◆ **Task statement**: Reproduce the records. Keep every word exact and include no images.

◆ **Records to process**:
──────────────────────────────

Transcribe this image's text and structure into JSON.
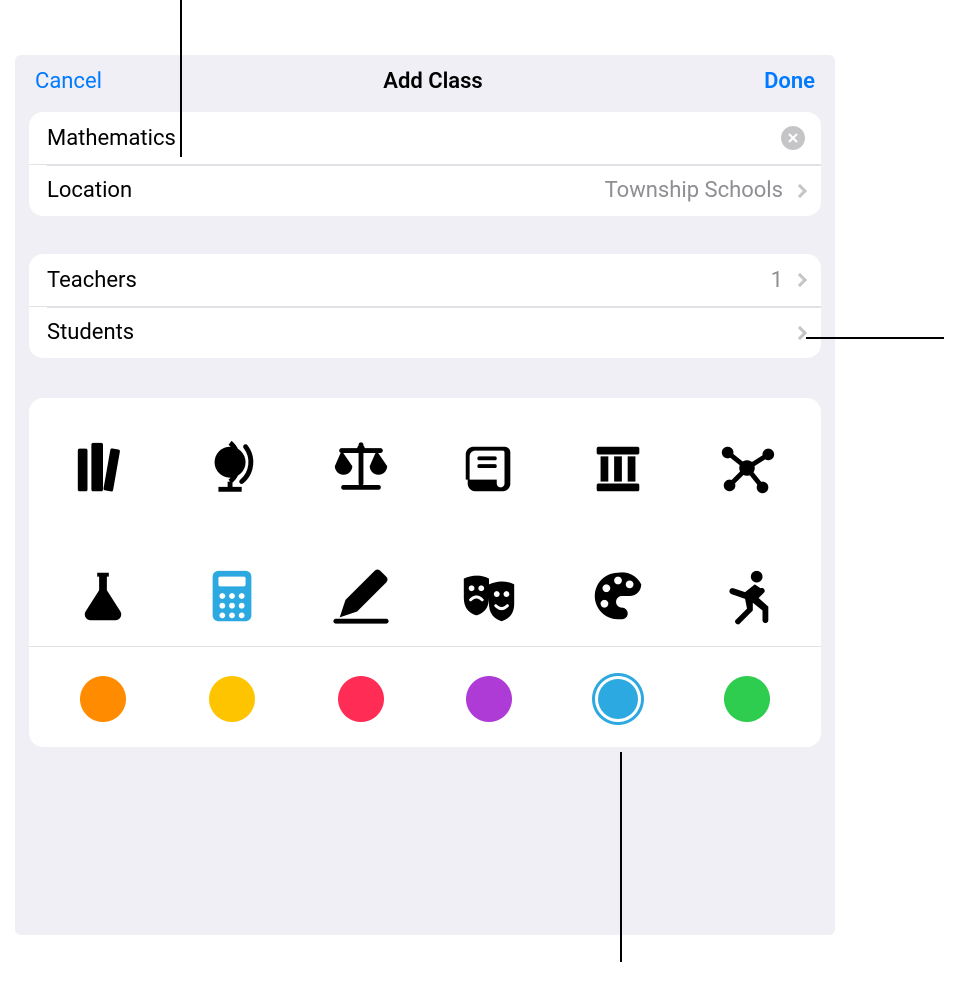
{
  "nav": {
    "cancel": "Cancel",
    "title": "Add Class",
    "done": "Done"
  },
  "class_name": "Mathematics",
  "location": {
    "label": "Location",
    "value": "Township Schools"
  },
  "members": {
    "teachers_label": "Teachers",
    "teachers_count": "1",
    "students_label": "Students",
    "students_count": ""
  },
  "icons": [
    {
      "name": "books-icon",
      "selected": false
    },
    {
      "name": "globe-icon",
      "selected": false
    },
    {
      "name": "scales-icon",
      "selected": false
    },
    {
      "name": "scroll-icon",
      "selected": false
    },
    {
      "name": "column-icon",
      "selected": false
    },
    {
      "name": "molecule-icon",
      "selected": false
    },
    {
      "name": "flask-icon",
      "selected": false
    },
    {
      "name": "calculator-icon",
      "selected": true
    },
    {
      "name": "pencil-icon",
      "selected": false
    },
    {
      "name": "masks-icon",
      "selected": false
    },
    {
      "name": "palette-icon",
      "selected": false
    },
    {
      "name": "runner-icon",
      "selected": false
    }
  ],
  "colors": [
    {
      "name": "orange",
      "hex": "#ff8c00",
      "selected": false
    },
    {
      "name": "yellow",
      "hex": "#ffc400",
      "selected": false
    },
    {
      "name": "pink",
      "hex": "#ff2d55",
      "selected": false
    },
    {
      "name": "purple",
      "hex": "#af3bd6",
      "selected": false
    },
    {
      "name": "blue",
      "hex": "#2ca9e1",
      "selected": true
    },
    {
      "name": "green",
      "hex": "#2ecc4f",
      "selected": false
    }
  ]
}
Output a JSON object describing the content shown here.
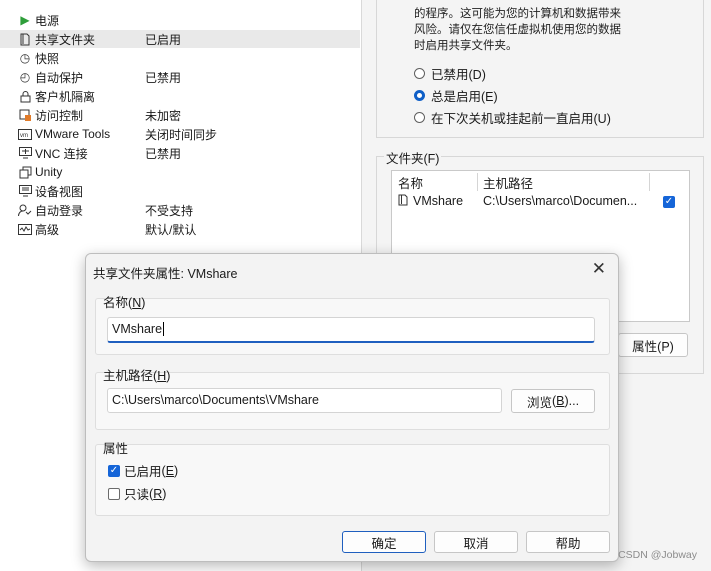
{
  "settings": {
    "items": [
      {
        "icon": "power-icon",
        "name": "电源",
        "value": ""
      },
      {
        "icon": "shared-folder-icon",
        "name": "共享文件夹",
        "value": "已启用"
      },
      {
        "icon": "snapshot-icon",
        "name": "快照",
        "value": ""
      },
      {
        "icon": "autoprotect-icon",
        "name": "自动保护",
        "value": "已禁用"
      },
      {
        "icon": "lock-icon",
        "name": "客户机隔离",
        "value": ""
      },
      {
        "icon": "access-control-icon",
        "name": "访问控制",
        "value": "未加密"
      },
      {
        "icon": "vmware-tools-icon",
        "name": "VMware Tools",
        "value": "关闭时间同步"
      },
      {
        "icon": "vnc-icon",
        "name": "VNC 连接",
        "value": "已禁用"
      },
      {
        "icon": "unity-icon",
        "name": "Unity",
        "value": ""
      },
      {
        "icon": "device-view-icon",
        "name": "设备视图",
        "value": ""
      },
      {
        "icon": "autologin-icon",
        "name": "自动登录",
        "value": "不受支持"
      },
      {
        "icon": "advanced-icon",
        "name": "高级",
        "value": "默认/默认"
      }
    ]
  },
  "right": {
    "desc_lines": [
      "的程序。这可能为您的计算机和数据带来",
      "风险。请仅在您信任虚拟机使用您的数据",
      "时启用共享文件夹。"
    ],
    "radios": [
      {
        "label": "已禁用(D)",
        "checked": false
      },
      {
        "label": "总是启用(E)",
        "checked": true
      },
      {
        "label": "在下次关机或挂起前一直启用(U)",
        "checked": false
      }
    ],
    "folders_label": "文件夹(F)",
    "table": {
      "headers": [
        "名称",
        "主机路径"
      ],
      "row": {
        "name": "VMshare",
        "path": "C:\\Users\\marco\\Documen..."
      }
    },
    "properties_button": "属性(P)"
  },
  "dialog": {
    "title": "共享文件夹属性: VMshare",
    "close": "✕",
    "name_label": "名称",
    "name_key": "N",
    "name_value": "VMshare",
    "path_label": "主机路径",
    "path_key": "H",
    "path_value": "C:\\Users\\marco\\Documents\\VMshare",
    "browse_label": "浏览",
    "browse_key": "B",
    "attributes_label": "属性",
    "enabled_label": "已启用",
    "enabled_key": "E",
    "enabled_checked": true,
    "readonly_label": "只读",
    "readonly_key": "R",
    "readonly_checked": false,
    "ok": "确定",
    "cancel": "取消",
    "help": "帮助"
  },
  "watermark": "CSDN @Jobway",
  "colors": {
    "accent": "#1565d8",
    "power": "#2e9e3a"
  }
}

──────────────────────────────

◆ **Expected answer**:
Transcribe this image's text and structure into JSON.
{
  "nav": {
    "cancel": "Cancel",
    "title": "Add Class",
    "done": "Done"
  },
  "class_name": "Mathematics",
  "location": {
    "label": "Location",
    "value": "Township Schools"
  },
  "members": {
    "teachers_label": "Teachers",
    "teachers_count": "1",
    "students_label": "Students",
    "students_count": ""
  },
  "icons": [
    {
      "name": "books-icon",
      "selected": false
    },
    {
      "name": "globe-icon",
      "selected": false
    },
    {
      "name": "scales-icon",
      "selected": false
    },
    {
      "name": "scroll-icon",
      "selected": false
    },
    {
      "name": "column-icon",
      "selected": false
    },
    {
      "name": "molecule-icon",
      "selected": false
    },
    {
      "name": "flask-icon",
      "selected": false
    },
    {
      "name": "calculator-icon",
      "selected": true
    },
    {
      "name": "pencil-icon",
      "selected": false
    },
    {
      "name": "masks-icon",
      "selected": false
    },
    {
      "name": "palette-icon",
      "selected": false
    },
    {
      "name": "runner-icon",
      "selected": false
    }
  ],
  "colors": [
    {
      "name": "orange",
      "hex": "#ff8c00",
      "selected": false
    },
    {
      "name": "yellow",
      "hex": "#ffc400",
      "selected": false
    },
    {
      "name": "pink",
      "hex": "#ff2d55",
      "selected": false
    },
    {
      "name": "purple",
      "hex": "#af3bd6",
      "selected": false
    },
    {
      "name": "blue",
      "hex": "#2ca9e1",
      "selected": true
    },
    {
      "name": "green",
      "hex": "#2ecc4f",
      "selected": false
    }
  ]
}
Output a JSON object describing the content shown here.
{
  "settings": {
    "items": [
      {
        "icon": "power-icon",
        "name": "电源",
        "value": ""
      },
      {
        "icon": "shared-folder-icon",
        "name": "共享文件夹",
        "value": "已启用"
      },
      {
        "icon": "snapshot-icon",
        "name": "快照",
        "value": ""
      },
      {
        "icon": "autoprotect-icon",
        "name": "自动保护",
        "value": "已禁用"
      },
      {
        "icon": "lock-icon",
        "name": "客户机隔离",
        "value": ""
      },
      {
        "icon": "access-control-icon",
        "name": "访问控制",
        "value": "未加密"
      },
      {
        "icon": "vmware-tools-icon",
        "name": "VMware Tools",
        "value": "关闭时间同步"
      },
      {
        "icon": "vnc-icon",
        "name": "VNC 连接",
        "value": "已禁用"
      },
      {
        "icon": "unity-icon",
        "name": "Unity",
        "value": ""
      },
      {
        "icon": "device-view-icon",
        "name": "设备视图",
        "value": ""
      },
      {
        "icon": "autologin-icon",
        "name": "自动登录",
        "value": "不受支持"
      },
      {
        "icon": "advanced-icon",
        "name": "高级",
        "value": "默认/默认"
      }
    ]
  },
  "right": {
    "desc_lines": [
      "的程序。这可能为您的计算机和数据带来",
      "风险。请仅在您信任虚拟机使用您的数据",
      "时启用共享文件夹。"
    ],
    "radios": [
      {
        "label": "已禁用(D)",
        "checked": false
      },
      {
        "label": "总是启用(E)",
        "checked": true
      },
      {
        "label": "在下次关机或挂起前一直启用(U)",
        "checked": false
      }
    ],
    "folders_label": "文件夹(F)",
    "table": {
      "headers": [
        "名称",
        "主机路径"
      ],
      "row": {
        "name": "VMshare",
        "path": "C:\\Users\\marco\\Documen..."
      }
    },
    "properties_button": "属性(P)"
  },
  "dialog": {
    "title": "共享文件夹属性: VMshare",
    "close": "✕",
    "name_label": "名称",
    "name_key": "N",
    "name_value": "VMshare",
    "path_label": "主机路径",
    "path_key": "H",
    "path_value": "C:\\Users\\marco\\Documents\\VMshare",
    "browse_label": "浏览",
    "browse_key": "B",
    "attributes_label": "属性",
    "enabled_label": "已启用",
    "enabled_key": "E",
    "enabled_checked": true,
    "readonly_label": "只读",
    "readonly_key": "R",
    "readonly_checked": false,
    "ok": "确定",
    "cancel": "取消",
    "help": "帮助"
  },
  "watermark": "CSDN @Jobway",
  "colors": {
    "accent": "#1565d8",
    "power": "#2e9e3a"
  }
}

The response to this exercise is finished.